(Task) Sort through the entries below and pull out lines containing the word "Spotlight".

(Extracted information)
↓↓↓

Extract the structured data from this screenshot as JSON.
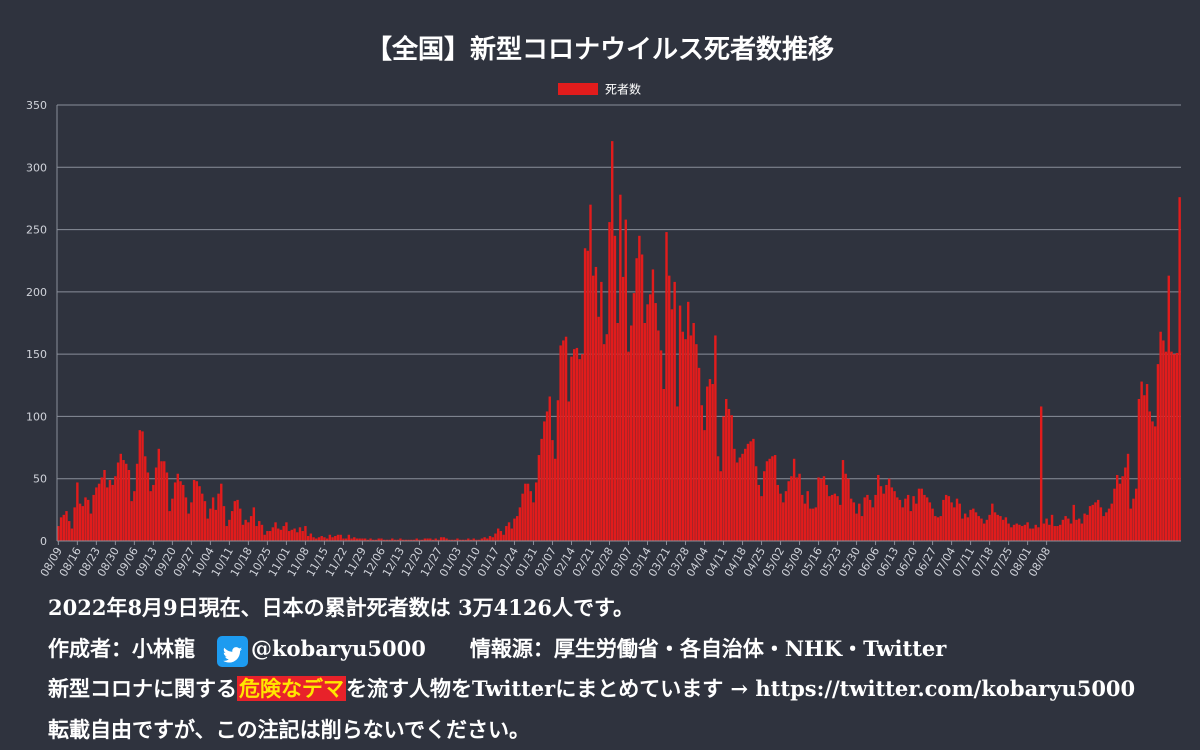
{
  "chart_data": {
    "type": "bar",
    "title": "【全国】新型コロナウイルス死者数推移",
    "legend": {
      "label": "死者数",
      "placement": "top-center"
    },
    "series": [
      {
        "name": "死者数",
        "color": "#e21c1c"
      }
    ],
    "ylim": [
      0,
      350
    ],
    "yticks": [
      0,
      50,
      100,
      150,
      200,
      250,
      300,
      350
    ],
    "grid": true,
    "start_date": "2021-08-09",
    "x_tick_labels": [
      "08/09",
      "08/16",
      "08/23",
      "08/30",
      "09/06",
      "09/13",
      "09/20",
      "09/27",
      "10/04",
      "10/11",
      "10/18",
      "10/25",
      "11/01",
      "11/08",
      "11/15",
      "11/22",
      "11/29",
      "12/06",
      "12/13",
      "12/20",
      "12/27",
      "01/03",
      "01/10",
      "01/17",
      "01/24",
      "01/31",
      "02/07",
      "02/14",
      "02/21",
      "02/28",
      "03/07",
      "03/14",
      "03/21",
      "03/28",
      "04/04",
      "04/11",
      "04/18",
      "04/25",
      "05/02",
      "05/09",
      "05/16",
      "05/23",
      "05/30",
      "06/06",
      "06/13",
      "06/20",
      "06/27",
      "07/04",
      "07/11",
      "07/18",
      "07/25",
      "08/01",
      "08/08"
    ],
    "values": [
      12,
      19,
      21,
      24,
      16,
      10,
      27,
      47,
      30,
      28,
      35,
      33,
      22,
      37,
      43,
      46,
      51,
      57,
      43,
      49,
      45,
      52,
      63,
      70,
      65,
      62,
      57,
      32,
      40,
      62,
      89,
      88,
      68,
      55,
      40,
      45,
      59,
      74,
      64,
      64,
      55,
      24,
      34,
      47,
      54,
      48,
      45,
      35,
      22,
      31,
      49,
      48,
      44,
      38,
      32,
      18,
      26,
      35,
      25,
      38,
      46,
      28,
      12,
      17,
      24,
      32,
      33,
      26,
      13,
      17,
      15,
      20,
      27,
      12,
      16,
      13,
      5,
      8,
      8,
      11,
      15,
      10,
      9,
      12,
      15,
      8,
      9,
      10,
      7,
      11,
      8,
      12,
      4,
      6,
      3,
      2,
      3,
      4,
      3,
      2,
      5,
      3,
      4,
      5,
      5,
      2,
      2,
      5,
      2,
      3,
      2,
      2,
      2,
      2,
      1,
      2,
      1,
      1,
      2,
      2,
      1,
      1,
      1,
      2,
      1,
      1,
      2,
      1,
      1,
      1,
      1,
      1,
      2,
      1,
      1,
      2,
      2,
      2,
      1,
      2,
      1,
      3,
      3,
      2,
      1,
      1,
      1,
      2,
      1,
      1,
      1,
      2,
      1,
      2,
      1,
      1,
      2,
      3,
      2,
      4,
      3,
      6,
      10,
      8,
      5,
      12,
      15,
      10,
      18,
      20,
      27,
      38,
      46,
      46,
      40,
      31,
      47,
      69,
      82,
      96,
      104,
      116,
      81,
      66,
      113,
      157,
      161,
      164,
      112,
      148,
      154,
      155,
      146,
      150,
      235,
      233,
      270,
      213,
      220,
      180,
      208,
      158,
      166,
      256,
      321,
      245,
      175,
      278,
      212,
      258,
      152,
      173,
      199,
      227,
      245,
      230,
      175,
      190,
      198,
      218,
      191,
      169,
      153,
      122,
      248,
      213,
      186,
      208,
      108,
      189,
      168,
      162,
      192,
      165,
      175,
      158,
      139,
      109,
      89,
      124,
      130,
      126,
      165,
      68,
      56,
      100,
      114,
      106,
      101,
      74,
      63,
      67,
      70,
      74,
      78,
      80,
      82,
      60,
      45,
      36,
      56,
      64,
      66,
      68,
      69,
      45,
      38,
      31,
      40,
      48,
      52,
      66,
      51,
      54,
      37,
      30,
      40,
      26,
      26,
      27,
      51,
      50,
      52,
      45,
      36,
      37,
      38,
      36,
      29,
      65,
      54,
      50,
      34,
      31,
      22,
      30,
      20,
      35,
      37,
      33,
      27,
      37,
      53,
      44,
      38,
      45,
      50,
      43,
      40,
      35,
      33,
      27,
      34,
      37,
      24,
      36,
      30,
      42,
      42,
      37,
      35,
      31,
      26,
      20,
      19,
      20,
      33,
      37,
      36,
      31,
      27,
      34,
      30,
      18,
      22,
      19,
      25,
      26,
      23,
      20,
      18,
      14,
      17,
      21,
      30,
      23,
      21,
      20,
      17,
      19,
      14,
      11,
      13,
      14,
      13,
      12,
      13,
      15,
      10,
      10,
      13,
      11,
      108,
      14,
      18,
      13,
      21,
      12,
      12,
      13,
      17,
      20,
      18,
      14,
      29,
      17,
      18,
      14,
      22,
      21,
      28,
      29,
      31,
      33,
      27,
      20,
      23,
      26,
      30,
      42,
      53,
      46,
      52,
      59,
      70,
      26,
      34,
      42,
      114,
      128,
      117,
      126,
      104,
      96,
      92,
      142,
      168,
      161,
      152,
      213,
      152,
      150,
      151,
      276
    ]
  },
  "notes": {
    "line1": "2022年8月9日現在、日本の累計死者数は 3万4126人です。",
    "line2_prefix": "作成者：小林龍",
    "line2_handle": "@kobaryu5000",
    "line2_source": "情報源：厚生労働省・各自治体・NHK・Twitter",
    "line3_prefix": "新型コロナに関する",
    "line3_highlight": "危険なデマ",
    "line3_suffix": "を流す人物をTwitterにまとめています → https://twitter.com/kobaryu5000",
    "line4": "転載自由ですが、この注記は削らないでください。"
  },
  "colors": {
    "background": "#2f333e",
    "bar": "#e21c1c",
    "grid": "#8a8f9a",
    "highlight_bg": "#e8222a",
    "highlight_text": "#ffe600",
    "twitter": "#1d9bf0"
  },
  "icons": {
    "twitter": "twitter-bird-icon"
  }
}
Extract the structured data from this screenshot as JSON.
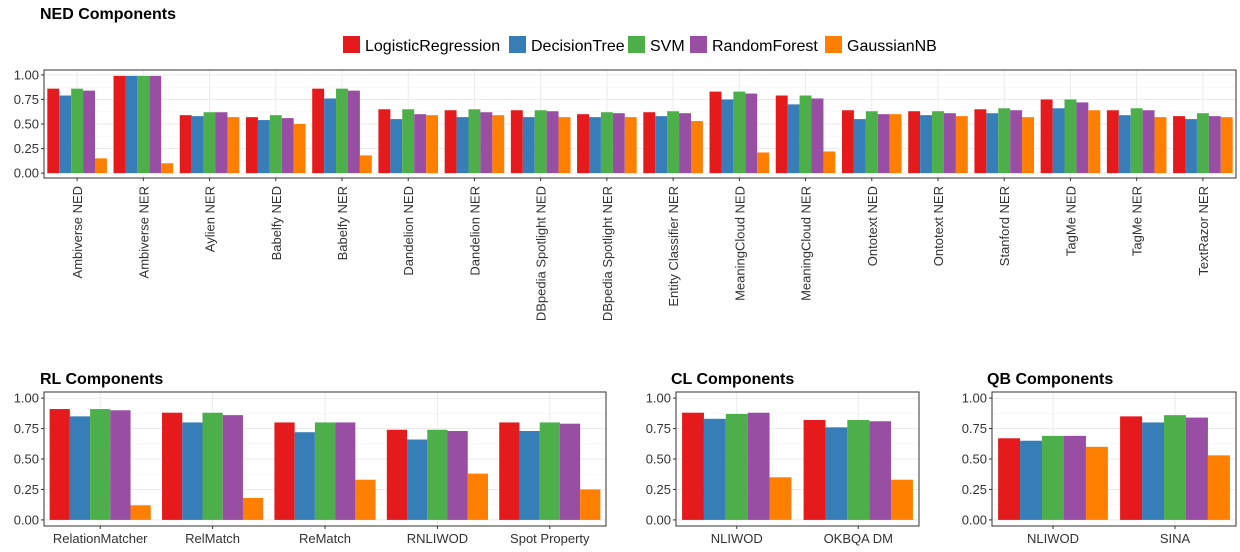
{
  "legend": [
    {
      "name": "LogisticRegression",
      "color": "#e41a1c"
    },
    {
      "name": "DecisionTree",
      "color": "#377eb8"
    },
    {
      "name": "SVM",
      "color": "#4daf4a"
    },
    {
      "name": "RandomForest",
      "color": "#984ea3"
    },
    {
      "name": "GaussianNB",
      "color": "#ff7f00"
    }
  ],
  "chart_data": [
    {
      "type": "bar",
      "title": "NED Components",
      "ylim": [
        0,
        1
      ],
      "yticks": [
        "0.00",
        "0.25",
        "0.50",
        "0.75",
        "1.00"
      ],
      "grid": true,
      "legend_position": "top",
      "categories": [
        "Ambiverse NED",
        "Ambiverse NER",
        "Aylien NER",
        "Babelfy NED",
        "Babelfy NER",
        "Dandelion NED",
        "Dandelion NER",
        "DBpedia Spotlight NED",
        "DBpedia Spotlight NER",
        "Entity Classifier NER",
        "MeaningCloud NED",
        "MeaningCloud NER",
        "Ontotext NED",
        "Ontotext NER",
        "Stanford NER",
        "TagMe NED",
        "TagMe NER",
        "TextRazor NER"
      ],
      "series": [
        {
          "name": "LogisticRegression",
          "values": [
            0.86,
            0.99,
            0.59,
            0.57,
            0.86,
            0.65,
            0.64,
            0.64,
            0.6,
            0.62,
            0.83,
            0.79,
            0.64,
            0.63,
            0.65,
            0.75,
            0.64,
            0.58
          ]
        },
        {
          "name": "DecisionTree",
          "values": [
            0.79,
            0.99,
            0.58,
            0.54,
            0.76,
            0.55,
            0.57,
            0.57,
            0.57,
            0.58,
            0.75,
            0.7,
            0.55,
            0.59,
            0.61,
            0.66,
            0.59,
            0.55
          ]
        },
        {
          "name": "SVM",
          "values": [
            0.86,
            0.99,
            0.62,
            0.59,
            0.86,
            0.65,
            0.65,
            0.64,
            0.62,
            0.63,
            0.83,
            0.79,
            0.63,
            0.63,
            0.66,
            0.75,
            0.66,
            0.61
          ]
        },
        {
          "name": "RandomForest",
          "values": [
            0.84,
            0.99,
            0.62,
            0.56,
            0.84,
            0.6,
            0.62,
            0.63,
            0.61,
            0.61,
            0.81,
            0.76,
            0.6,
            0.61,
            0.64,
            0.72,
            0.64,
            0.58
          ]
        },
        {
          "name": "GaussianNB",
          "values": [
            0.15,
            0.1,
            0.57,
            0.5,
            0.18,
            0.59,
            0.59,
            0.57,
            0.57,
            0.53,
            0.21,
            0.22,
            0.6,
            0.58,
            0.57,
            0.64,
            0.57,
            0.57
          ]
        }
      ]
    },
    {
      "type": "bar",
      "title": "RL Components",
      "ylim": [
        0,
        1
      ],
      "yticks": [
        "0.00",
        "0.25",
        "0.50",
        "0.75",
        "1.00"
      ],
      "grid": true,
      "categories": [
        "RelationMatcher",
        "RelMatch",
        "ReMatch",
        "RNLIWOD",
        "Spot Property"
      ],
      "series": [
        {
          "name": "LogisticRegression",
          "values": [
            0.91,
            0.88,
            0.8,
            0.74,
            0.8
          ]
        },
        {
          "name": "DecisionTree",
          "values": [
            0.85,
            0.8,
            0.72,
            0.66,
            0.73
          ]
        },
        {
          "name": "SVM",
          "values": [
            0.91,
            0.88,
            0.8,
            0.74,
            0.8
          ]
        },
        {
          "name": "RandomForest",
          "values": [
            0.9,
            0.86,
            0.8,
            0.73,
            0.79
          ]
        },
        {
          "name": "GaussianNB",
          "values": [
            0.12,
            0.18,
            0.33,
            0.38,
            0.25
          ]
        }
      ]
    },
    {
      "type": "bar",
      "title": "CL Components",
      "ylim": [
        0,
        1
      ],
      "yticks": [
        "0.00",
        "0.25",
        "0.50",
        "0.75",
        "1.00"
      ],
      "grid": true,
      "categories": [
        "NLIWOD",
        "OKBQA DM"
      ],
      "series": [
        {
          "name": "LogisticRegression",
          "values": [
            0.88,
            0.82
          ]
        },
        {
          "name": "DecisionTree",
          "values": [
            0.83,
            0.76
          ]
        },
        {
          "name": "SVM",
          "values": [
            0.87,
            0.82
          ]
        },
        {
          "name": "RandomForest",
          "values": [
            0.88,
            0.81
          ]
        },
        {
          "name": "GaussianNB",
          "values": [
            0.35,
            0.33
          ]
        }
      ]
    },
    {
      "type": "bar",
      "title": "QB Components",
      "ylim": [
        0,
        1
      ],
      "yticks": [
        "0.00",
        "0.25",
        "0.50",
        "0.75",
        "1.00"
      ],
      "grid": true,
      "categories": [
        "NLIWOD",
        "SINA"
      ],
      "series": [
        {
          "name": "LogisticRegression",
          "values": [
            0.67,
            0.85
          ]
        },
        {
          "name": "DecisionTree",
          "values": [
            0.65,
            0.8
          ]
        },
        {
          "name": "SVM",
          "values": [
            0.69,
            0.86
          ]
        },
        {
          "name": "RandomForest",
          "values": [
            0.69,
            0.84
          ]
        },
        {
          "name": "GaussianNB",
          "values": [
            0.6,
            0.53
          ]
        }
      ]
    }
  ]
}
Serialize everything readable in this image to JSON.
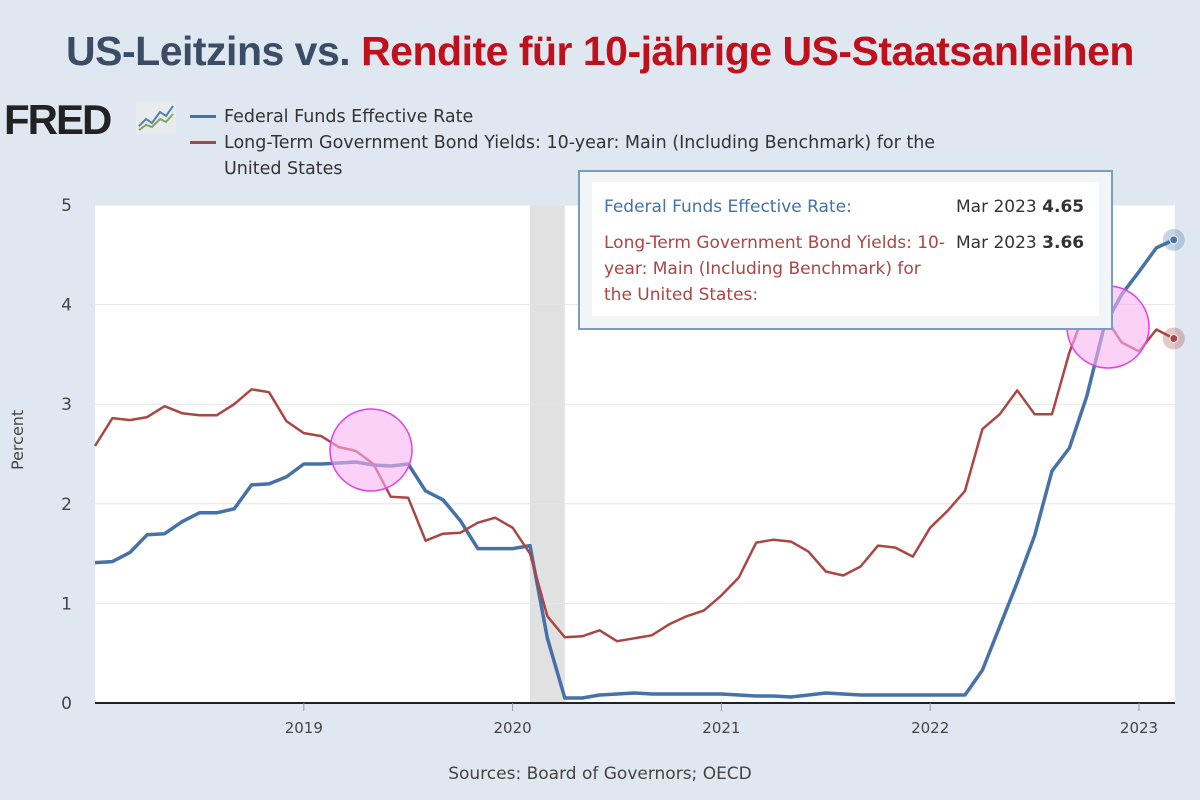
{
  "title": {
    "part1": "US-Leitzins vs.",
    "part2": "Rendite für 10-jährige US-Staatsanleihen",
    "color1": "#3b4d66",
    "color2": "#c0101b"
  },
  "logo": "FRED",
  "tooltip": {
    "series1_label": "Federal Funds Effective Rate:",
    "series1_date": "Mar 2023",
    "series1_value": "4.65",
    "series2_label": "Long-Term Government Bond Yields: 10-year: Main (Including Benchmark) for the United States:",
    "series2_date": "Mar 2023",
    "series2_value": "3.66"
  },
  "source": "Sources: Board of Governors; OECD",
  "chart_data": {
    "type": "line",
    "ylabel": "Percent",
    "ylim": [
      0,
      5
    ],
    "yticks": [
      "0",
      "1",
      "2",
      "3",
      "4",
      "5"
    ],
    "xticks": [
      "2019",
      "2020",
      "2021",
      "2022",
      "2023"
    ],
    "x_start": "2018-01",
    "x_end": "2023-03",
    "frequency": "monthly",
    "grid": true,
    "legend": "top-left",
    "recession_shading": [
      "2020-02",
      "2020-04"
    ],
    "series": [
      {
        "name": "Federal Funds Effective Rate",
        "color": "#4572a7",
        "values": [
          1.41,
          1.42,
          1.51,
          1.69,
          1.7,
          1.82,
          1.91,
          1.91,
          1.95,
          2.19,
          2.2,
          2.27,
          2.4,
          2.4,
          2.41,
          2.42,
          2.39,
          2.38,
          2.4,
          2.13,
          2.04,
          1.83,
          1.55,
          1.55,
          1.55,
          1.58,
          0.65,
          0.05,
          0.05,
          0.08,
          0.09,
          0.1,
          0.09,
          0.09,
          0.09,
          0.09,
          0.09,
          0.08,
          0.07,
          0.07,
          0.06,
          0.08,
          0.1,
          0.09,
          0.08,
          0.08,
          0.08,
          0.08,
          0.08,
          0.08,
          0.08,
          0.33,
          0.77,
          1.21,
          1.68,
          2.33,
          2.56,
          3.08,
          3.78,
          4.1,
          4.33,
          4.57,
          4.65
        ]
      },
      {
        "name": "Long-Term Government Bond Yields: 10-year: Main (Including Benchmark) for the United States",
        "color": "#aa4643",
        "values": [
          2.58,
          2.86,
          2.84,
          2.87,
          2.98,
          2.91,
          2.89,
          2.89,
          3.0,
          3.15,
          3.12,
          2.83,
          2.71,
          2.68,
          2.57,
          2.53,
          2.4,
          2.07,
          2.06,
          1.63,
          1.7,
          1.71,
          1.81,
          1.86,
          1.76,
          1.5,
          0.87,
          0.66,
          0.67,
          0.73,
          0.62,
          0.65,
          0.68,
          0.79,
          0.87,
          0.93,
          1.08,
          1.26,
          1.61,
          1.64,
          1.62,
          1.52,
          1.32,
          1.28,
          1.37,
          1.58,
          1.56,
          1.47,
          1.76,
          1.93,
          2.13,
          2.75,
          2.9,
          3.14,
          2.9,
          2.9,
          3.52,
          3.98,
          3.89,
          3.62,
          3.53,
          3.75,
          3.66
        ]
      }
    ],
    "highlight_color": "#f9b3f3"
  }
}
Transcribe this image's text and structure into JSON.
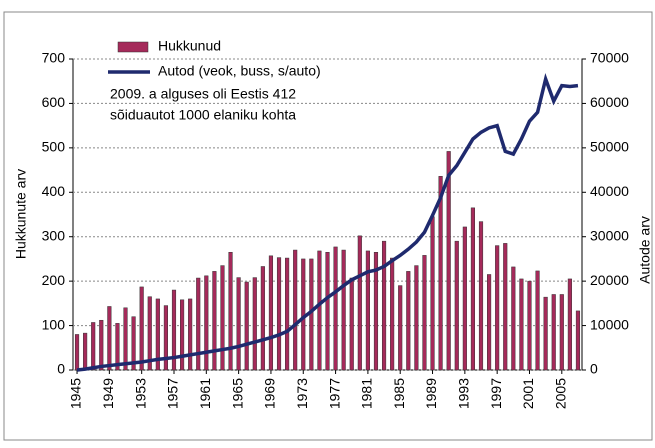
{
  "chart_data": {
    "type": "bar",
    "x": [
      1945,
      1946,
      1947,
      1948,
      1949,
      1950,
      1951,
      1952,
      1953,
      1954,
      1955,
      1956,
      1957,
      1958,
      1959,
      1960,
      1961,
      1962,
      1963,
      1964,
      1965,
      1966,
      1967,
      1968,
      1969,
      1970,
      1971,
      1972,
      1973,
      1974,
      1975,
      1976,
      1977,
      1978,
      1979,
      1980,
      1981,
      1982,
      1983,
      1984,
      1985,
      1986,
      1987,
      1988,
      1989,
      1990,
      1991,
      1992,
      1993,
      1994,
      1995,
      1996,
      1997,
      1998,
      1999,
      2000,
      2001,
      2002,
      2003,
      2004,
      2005,
      2006,
      2007
    ],
    "series": [
      {
        "name": "Hukkunud",
        "color": "#a52a5a",
        "values": [
          80,
          83,
          107,
          112,
          143,
          105,
          140,
          120,
          187,
          165,
          160,
          145,
          180,
          158,
          160,
          207,
          212,
          222,
          235,
          265,
          208,
          198,
          208,
          233,
          257,
          253,
          252,
          270,
          250,
          250,
          268,
          265,
          277,
          270,
          207,
          302,
          268,
          265,
          290,
          252,
          190,
          222,
          235,
          258,
          345,
          436,
          492,
          290,
          322,
          365,
          334,
          215,
          280,
          285,
          232,
          205,
          200,
          223,
          164,
          170,
          170,
          205,
          133
        ]
      },
      {
        "name": "Autod (veok, buss, s/auto)",
        "color": "#1f2a6e",
        "axis": "y2",
        "values": [
          0,
          200,
          500,
          800,
          1000,
          1200,
          1400,
          1600,
          1800,
          2100,
          2400,
          2600,
          2800,
          3100,
          3400,
          3700,
          4000,
          4300,
          4600,
          4900,
          5300,
          5800,
          6300,
          6800,
          7300,
          7900,
          8700,
          10200,
          11800,
          13200,
          14800,
          16300,
          17600,
          19000,
          20300,
          21200,
          22100,
          22500,
          23300,
          24600,
          25800,
          27200,
          28800,
          31000,
          34800,
          38800,
          43800,
          46000,
          49000,
          52000,
          53500,
          54500,
          55000,
          49200,
          48600,
          52000,
          56000,
          58000,
          65500,
          60500,
          64000,
          63800,
          64000
        ]
      }
    ],
    "xticks": [
      1945,
      1949,
      1953,
      1957,
      1961,
      1965,
      1969,
      1973,
      1977,
      1981,
      1985,
      1989,
      1993,
      1997,
      2001,
      2005
    ],
    "xlim": [
      1944.5,
      2007.5
    ],
    "ylim": [
      0,
      700
    ],
    "yticks": [
      0,
      100,
      200,
      300,
      400,
      500,
      600,
      700
    ],
    "y2lim": [
      0,
      70000
    ],
    "y2ticks": [
      0,
      10000,
      20000,
      30000,
      40000,
      50000,
      60000,
      70000
    ],
    "ylabel": "Hukkunute arv",
    "y2label": "Autode arv",
    "annotation": [
      "2009. a alguses oli Eestis 412",
      "sõiduautot 1000 elaniku kohta"
    ]
  }
}
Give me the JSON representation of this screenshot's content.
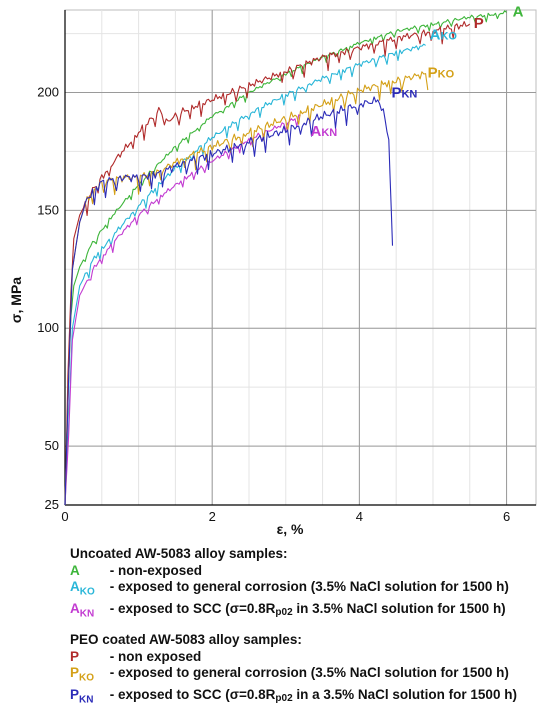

↑↑↑

(Completed task)
        "DBpedia Spotlight NED",
        "DBpedia Spotlight NER",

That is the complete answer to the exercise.